▶ Work required:
State the number of lines in the material below that have "right" in them, without any other text.

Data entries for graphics
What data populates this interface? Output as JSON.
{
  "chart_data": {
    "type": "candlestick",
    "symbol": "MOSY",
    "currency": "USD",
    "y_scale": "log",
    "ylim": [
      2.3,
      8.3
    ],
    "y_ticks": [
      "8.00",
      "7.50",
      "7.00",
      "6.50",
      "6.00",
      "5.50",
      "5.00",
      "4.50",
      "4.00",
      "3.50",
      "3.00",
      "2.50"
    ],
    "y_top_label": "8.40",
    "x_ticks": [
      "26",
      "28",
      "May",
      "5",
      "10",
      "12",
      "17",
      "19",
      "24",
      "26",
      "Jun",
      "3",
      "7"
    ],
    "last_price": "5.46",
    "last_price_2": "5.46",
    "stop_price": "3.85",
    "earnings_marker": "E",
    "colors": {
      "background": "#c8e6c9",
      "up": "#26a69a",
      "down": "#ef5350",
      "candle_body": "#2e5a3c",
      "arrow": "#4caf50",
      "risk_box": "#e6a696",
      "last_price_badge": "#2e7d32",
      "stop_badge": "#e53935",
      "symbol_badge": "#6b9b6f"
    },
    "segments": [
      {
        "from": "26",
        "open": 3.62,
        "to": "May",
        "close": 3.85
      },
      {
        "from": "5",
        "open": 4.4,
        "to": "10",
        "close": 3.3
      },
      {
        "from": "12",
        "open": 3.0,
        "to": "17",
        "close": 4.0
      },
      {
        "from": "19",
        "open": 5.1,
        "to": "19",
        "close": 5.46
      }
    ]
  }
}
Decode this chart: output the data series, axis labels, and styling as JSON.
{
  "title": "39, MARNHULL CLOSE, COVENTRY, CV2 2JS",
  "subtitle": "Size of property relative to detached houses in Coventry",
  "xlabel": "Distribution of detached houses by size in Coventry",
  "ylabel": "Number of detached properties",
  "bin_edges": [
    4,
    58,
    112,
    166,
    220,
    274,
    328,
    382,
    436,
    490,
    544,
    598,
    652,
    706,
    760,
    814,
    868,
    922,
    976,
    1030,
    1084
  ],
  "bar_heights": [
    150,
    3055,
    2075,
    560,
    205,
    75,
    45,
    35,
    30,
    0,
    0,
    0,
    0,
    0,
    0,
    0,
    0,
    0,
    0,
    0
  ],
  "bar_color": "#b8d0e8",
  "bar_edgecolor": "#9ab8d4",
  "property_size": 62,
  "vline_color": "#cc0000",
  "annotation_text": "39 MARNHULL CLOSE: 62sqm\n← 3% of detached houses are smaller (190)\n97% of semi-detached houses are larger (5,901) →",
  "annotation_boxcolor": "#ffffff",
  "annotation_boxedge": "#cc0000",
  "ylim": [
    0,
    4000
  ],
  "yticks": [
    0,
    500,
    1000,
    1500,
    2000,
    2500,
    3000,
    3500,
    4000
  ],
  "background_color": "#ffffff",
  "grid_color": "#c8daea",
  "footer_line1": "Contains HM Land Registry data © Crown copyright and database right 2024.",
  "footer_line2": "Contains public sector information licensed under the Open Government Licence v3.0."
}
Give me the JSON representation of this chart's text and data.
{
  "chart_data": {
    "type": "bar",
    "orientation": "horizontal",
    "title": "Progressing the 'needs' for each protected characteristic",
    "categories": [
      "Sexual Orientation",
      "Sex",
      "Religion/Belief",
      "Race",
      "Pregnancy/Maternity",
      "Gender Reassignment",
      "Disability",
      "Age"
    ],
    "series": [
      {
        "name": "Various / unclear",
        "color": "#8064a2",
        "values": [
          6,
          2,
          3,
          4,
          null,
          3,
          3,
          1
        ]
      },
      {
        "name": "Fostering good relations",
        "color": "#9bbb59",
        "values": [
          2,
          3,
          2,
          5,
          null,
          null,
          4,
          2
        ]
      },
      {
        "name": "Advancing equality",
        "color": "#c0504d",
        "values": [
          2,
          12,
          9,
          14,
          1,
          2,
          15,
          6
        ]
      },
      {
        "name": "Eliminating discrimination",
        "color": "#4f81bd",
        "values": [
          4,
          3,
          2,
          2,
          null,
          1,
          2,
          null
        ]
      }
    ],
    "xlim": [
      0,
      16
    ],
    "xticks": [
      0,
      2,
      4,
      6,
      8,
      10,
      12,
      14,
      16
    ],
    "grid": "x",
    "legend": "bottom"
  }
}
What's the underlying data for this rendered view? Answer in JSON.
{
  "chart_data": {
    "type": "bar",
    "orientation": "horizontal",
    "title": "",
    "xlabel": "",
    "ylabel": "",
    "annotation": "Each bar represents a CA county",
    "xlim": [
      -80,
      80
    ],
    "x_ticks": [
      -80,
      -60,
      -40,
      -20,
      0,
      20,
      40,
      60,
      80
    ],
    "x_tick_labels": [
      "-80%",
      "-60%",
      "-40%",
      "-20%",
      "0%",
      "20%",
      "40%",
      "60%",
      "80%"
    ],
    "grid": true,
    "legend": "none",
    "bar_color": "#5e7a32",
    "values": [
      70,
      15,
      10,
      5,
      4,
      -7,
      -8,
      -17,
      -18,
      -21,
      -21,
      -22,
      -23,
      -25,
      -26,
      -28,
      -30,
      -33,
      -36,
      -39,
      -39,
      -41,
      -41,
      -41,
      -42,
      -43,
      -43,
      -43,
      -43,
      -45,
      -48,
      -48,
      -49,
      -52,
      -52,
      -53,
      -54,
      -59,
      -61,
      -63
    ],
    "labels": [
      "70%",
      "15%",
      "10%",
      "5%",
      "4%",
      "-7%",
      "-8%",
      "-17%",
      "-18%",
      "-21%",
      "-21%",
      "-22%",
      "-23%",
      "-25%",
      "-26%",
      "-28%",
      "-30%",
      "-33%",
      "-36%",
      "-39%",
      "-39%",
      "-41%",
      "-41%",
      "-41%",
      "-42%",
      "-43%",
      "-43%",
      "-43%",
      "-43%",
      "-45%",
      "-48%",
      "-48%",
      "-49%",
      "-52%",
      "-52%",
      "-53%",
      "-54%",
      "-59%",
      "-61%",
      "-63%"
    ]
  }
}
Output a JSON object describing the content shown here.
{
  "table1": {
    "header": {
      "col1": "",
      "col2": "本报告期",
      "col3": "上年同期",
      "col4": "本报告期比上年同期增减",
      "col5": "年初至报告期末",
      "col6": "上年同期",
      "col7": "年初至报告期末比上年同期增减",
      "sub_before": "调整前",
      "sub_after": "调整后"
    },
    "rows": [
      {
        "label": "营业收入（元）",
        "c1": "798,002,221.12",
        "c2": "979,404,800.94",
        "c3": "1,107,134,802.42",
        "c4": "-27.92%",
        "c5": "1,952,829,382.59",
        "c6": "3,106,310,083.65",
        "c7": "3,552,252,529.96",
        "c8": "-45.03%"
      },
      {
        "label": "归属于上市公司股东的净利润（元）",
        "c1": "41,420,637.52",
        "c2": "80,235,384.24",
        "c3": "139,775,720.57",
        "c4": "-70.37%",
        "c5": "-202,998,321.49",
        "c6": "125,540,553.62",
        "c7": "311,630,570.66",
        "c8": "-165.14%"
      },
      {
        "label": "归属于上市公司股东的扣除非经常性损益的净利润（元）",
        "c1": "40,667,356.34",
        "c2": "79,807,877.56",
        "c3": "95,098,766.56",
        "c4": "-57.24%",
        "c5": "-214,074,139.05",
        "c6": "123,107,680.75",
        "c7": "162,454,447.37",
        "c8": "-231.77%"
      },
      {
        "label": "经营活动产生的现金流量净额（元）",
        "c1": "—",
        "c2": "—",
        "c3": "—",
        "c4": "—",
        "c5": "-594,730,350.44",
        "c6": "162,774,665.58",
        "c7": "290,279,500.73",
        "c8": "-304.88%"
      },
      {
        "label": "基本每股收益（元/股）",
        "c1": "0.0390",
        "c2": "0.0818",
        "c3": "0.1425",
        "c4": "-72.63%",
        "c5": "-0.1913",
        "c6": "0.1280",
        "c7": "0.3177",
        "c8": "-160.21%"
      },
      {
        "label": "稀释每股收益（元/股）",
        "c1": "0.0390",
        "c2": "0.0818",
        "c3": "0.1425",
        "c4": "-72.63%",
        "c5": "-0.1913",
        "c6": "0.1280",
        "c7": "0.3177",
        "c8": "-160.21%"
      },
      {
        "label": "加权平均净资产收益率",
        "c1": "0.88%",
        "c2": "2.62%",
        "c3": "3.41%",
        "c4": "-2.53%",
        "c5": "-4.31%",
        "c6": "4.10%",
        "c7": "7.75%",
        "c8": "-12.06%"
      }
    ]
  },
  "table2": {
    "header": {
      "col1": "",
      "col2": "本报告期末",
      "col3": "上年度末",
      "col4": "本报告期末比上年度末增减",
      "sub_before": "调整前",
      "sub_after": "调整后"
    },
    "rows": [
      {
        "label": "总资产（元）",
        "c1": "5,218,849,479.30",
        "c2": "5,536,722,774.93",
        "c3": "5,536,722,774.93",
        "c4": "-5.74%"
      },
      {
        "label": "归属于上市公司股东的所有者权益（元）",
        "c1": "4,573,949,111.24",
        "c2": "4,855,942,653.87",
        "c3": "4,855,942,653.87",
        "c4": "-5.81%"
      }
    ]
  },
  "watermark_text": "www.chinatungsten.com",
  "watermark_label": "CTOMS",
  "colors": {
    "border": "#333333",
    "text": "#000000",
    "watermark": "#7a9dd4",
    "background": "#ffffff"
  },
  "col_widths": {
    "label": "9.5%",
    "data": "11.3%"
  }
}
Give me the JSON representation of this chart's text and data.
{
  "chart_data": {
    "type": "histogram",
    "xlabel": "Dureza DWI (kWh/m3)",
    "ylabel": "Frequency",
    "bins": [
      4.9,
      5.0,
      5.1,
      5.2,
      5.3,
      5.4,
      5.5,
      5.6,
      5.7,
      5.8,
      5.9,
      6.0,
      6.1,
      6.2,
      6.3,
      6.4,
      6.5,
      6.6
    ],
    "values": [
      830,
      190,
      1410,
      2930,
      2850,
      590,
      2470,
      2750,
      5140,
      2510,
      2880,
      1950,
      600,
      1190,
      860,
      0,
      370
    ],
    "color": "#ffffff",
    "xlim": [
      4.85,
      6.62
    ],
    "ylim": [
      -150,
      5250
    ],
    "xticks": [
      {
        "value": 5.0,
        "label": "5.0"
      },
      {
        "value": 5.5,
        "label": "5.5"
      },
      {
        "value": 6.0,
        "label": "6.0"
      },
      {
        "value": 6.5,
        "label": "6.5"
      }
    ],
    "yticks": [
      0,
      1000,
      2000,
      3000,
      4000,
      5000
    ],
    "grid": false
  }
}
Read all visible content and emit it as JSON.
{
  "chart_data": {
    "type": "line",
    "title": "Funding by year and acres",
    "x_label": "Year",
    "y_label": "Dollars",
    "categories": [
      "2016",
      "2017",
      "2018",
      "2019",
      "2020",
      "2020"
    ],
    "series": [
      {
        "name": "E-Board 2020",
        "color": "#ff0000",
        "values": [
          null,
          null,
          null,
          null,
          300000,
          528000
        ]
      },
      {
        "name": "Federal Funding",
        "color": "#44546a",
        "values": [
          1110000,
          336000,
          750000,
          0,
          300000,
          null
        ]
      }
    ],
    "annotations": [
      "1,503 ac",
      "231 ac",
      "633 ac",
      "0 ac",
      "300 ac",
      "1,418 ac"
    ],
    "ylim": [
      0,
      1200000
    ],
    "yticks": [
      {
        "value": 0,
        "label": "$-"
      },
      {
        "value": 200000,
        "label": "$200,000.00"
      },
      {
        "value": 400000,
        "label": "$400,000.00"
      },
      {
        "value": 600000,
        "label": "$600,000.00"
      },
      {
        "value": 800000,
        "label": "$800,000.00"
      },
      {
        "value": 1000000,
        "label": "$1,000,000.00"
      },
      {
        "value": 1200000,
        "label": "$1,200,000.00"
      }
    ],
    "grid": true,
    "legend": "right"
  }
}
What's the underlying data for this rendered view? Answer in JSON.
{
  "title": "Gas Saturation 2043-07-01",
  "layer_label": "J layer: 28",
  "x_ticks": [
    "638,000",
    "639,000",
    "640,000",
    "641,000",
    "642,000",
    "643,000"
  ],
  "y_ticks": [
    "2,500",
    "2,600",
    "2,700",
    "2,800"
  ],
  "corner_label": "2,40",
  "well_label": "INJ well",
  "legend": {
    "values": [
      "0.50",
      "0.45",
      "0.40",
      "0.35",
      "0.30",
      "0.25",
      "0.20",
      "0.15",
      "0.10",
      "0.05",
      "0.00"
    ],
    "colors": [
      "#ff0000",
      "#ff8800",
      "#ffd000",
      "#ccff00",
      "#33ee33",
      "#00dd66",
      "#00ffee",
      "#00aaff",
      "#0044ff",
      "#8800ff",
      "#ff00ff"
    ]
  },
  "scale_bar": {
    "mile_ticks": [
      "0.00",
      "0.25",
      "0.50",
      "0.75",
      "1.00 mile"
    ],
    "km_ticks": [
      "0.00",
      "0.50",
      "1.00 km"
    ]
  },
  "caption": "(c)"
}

▶ Written answer:
2